**Tasks to carry out:**
1. Copy the text on Claude 3.7 from "You as the user" down to "with the answer." and change "step by step" to "one stage at a time" wherever it appears in that range.
2. Condense the paragraph of the text on Claude 3.7 that begins "One caution: using the deep thinking mode" into a single shorter sentence that keeps its main facts.

**Text:**
- - -

Claude 3.7 can switch between giving you a lightning-fast answer and doing a more step-by-step and deep reasoning process and all within the same AI.
just think of it like having two gears: a quick mode for simple questions and a slow and methodical mode for tough problems.
You as the user can even dial up or down how much time (or tokens) Claude spends “thinking”
For example, if I ask a complex coding question, I might allow Claude to use its extended thinking mode to reason through it step by step.
But for a simple question like
“What’s 2+2?”
it can just blaze ahead with the answer.
I tried o3 mini model and grok to see how they respond, OpenAI took 2–3 second to think as its not requirred, whereas Grok and claude 3.7 did in a blink, even claude 3.7 marked as “simple math question”.



This hybrid reasoning is great because earlier models (and competitors) often forced you to choose between speed and depth — now you get both on demand.
One caution: using the deep thinking mode will naturally take longer and use more tokens so it’s a tool to use when you need it (more on the pros and cons of this in a bit).
‘Claude Code’ — The New CLI Coding Assistant
This one had me particularly excited.
Claude Code is a command-line tool Anthropic introduced that basically lets you interact with Claude 3.7 through your terminal for coding tasks.
In other words, Claude can now act like a developer’s assistant who can edit files, run tests, debug code and even commit to GitHub — all via CLI commands you give it.
Imagine saying
“Hey Claude, open my app.js
and optimize the search function”
and it just does it.
Or asking Claude to run your test suite and fix any failing tests it finds. It’s like having a super-intelligent junior developer who never gets tired.
I tried a simple scenario where, I let Claude Code suggest a refactor in one of my Python scripts and it not only provided the updated code but actually executed it to verify it worked (under my supervision, of course).
I have used the windsurf and they now added this claude 3.7 model for paid user.


It feels a bit like sci-fi to have an AI directly manipulating code on my machine.

- - -

Document structure recognition data
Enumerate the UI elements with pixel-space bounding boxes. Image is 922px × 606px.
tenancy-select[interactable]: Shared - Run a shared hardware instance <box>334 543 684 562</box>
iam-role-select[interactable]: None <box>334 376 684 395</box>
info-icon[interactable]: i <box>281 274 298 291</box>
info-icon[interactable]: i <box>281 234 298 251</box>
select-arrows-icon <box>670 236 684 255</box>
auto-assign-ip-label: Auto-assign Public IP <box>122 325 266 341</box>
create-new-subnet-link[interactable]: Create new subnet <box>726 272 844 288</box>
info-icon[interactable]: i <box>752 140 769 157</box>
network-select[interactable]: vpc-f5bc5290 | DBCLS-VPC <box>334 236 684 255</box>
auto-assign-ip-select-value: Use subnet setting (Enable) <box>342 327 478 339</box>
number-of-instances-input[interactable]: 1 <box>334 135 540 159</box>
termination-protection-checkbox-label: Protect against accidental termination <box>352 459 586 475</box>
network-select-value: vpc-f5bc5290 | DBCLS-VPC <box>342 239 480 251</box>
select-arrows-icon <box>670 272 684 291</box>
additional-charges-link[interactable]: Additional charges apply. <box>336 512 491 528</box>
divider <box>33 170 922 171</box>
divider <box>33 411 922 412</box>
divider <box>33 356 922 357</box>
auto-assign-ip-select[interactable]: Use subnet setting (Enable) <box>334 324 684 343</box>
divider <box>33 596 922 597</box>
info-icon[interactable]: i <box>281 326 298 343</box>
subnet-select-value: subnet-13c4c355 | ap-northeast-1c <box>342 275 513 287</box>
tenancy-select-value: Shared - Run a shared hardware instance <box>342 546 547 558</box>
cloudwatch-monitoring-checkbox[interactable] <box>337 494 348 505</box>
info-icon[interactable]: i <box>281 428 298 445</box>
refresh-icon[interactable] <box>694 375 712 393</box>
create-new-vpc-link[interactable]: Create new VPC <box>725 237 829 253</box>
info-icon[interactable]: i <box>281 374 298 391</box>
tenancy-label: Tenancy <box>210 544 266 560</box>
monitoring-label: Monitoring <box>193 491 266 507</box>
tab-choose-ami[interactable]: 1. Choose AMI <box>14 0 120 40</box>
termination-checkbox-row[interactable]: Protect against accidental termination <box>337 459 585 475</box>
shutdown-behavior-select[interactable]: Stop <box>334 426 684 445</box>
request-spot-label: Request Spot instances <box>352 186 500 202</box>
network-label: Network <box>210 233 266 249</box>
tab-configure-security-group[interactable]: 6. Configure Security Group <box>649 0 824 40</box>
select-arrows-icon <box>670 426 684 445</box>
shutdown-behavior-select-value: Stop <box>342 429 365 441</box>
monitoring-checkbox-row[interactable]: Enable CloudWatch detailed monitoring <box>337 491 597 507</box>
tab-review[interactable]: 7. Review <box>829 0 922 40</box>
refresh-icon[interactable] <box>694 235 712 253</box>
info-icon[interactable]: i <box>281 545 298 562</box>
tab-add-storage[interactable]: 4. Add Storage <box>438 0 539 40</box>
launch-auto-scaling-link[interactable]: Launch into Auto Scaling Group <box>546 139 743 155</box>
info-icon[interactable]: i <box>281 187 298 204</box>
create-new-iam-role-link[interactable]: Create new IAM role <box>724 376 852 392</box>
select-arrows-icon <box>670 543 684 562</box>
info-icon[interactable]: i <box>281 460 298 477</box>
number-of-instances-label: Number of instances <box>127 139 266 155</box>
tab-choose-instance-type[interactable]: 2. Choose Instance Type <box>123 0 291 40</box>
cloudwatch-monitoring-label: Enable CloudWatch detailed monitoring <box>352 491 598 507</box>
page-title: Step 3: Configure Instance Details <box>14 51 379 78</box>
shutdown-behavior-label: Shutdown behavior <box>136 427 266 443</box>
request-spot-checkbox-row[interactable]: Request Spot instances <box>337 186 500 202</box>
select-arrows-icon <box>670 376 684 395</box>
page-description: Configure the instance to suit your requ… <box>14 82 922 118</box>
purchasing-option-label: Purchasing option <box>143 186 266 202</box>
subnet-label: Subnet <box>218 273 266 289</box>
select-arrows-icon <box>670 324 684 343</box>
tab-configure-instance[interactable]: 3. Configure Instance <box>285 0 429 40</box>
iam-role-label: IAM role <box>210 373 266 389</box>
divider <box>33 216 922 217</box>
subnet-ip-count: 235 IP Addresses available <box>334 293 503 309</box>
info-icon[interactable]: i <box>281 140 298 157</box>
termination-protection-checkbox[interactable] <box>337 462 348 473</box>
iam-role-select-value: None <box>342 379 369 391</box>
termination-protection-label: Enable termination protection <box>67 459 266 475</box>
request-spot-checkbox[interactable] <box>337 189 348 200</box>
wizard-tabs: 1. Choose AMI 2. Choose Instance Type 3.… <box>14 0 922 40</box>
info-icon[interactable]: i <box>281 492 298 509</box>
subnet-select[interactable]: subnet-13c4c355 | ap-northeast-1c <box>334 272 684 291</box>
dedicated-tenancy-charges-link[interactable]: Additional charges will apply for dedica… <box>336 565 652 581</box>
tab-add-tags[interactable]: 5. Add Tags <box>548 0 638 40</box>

- - -

**Answers for each item:**
1.
You as the user can even dial up or down how much time (or tokens) Claude spends “thinking”
For example, if I ask a complex coding question, I might allow Claude to use its extended thinking mode to reason through it one stage at a time.
But for a simple question like
“What’s 2+2?”
it can just blaze ahead with the answer.

2. The deep thinking mode takes longer and uses more tokens, so it should be used only when needed.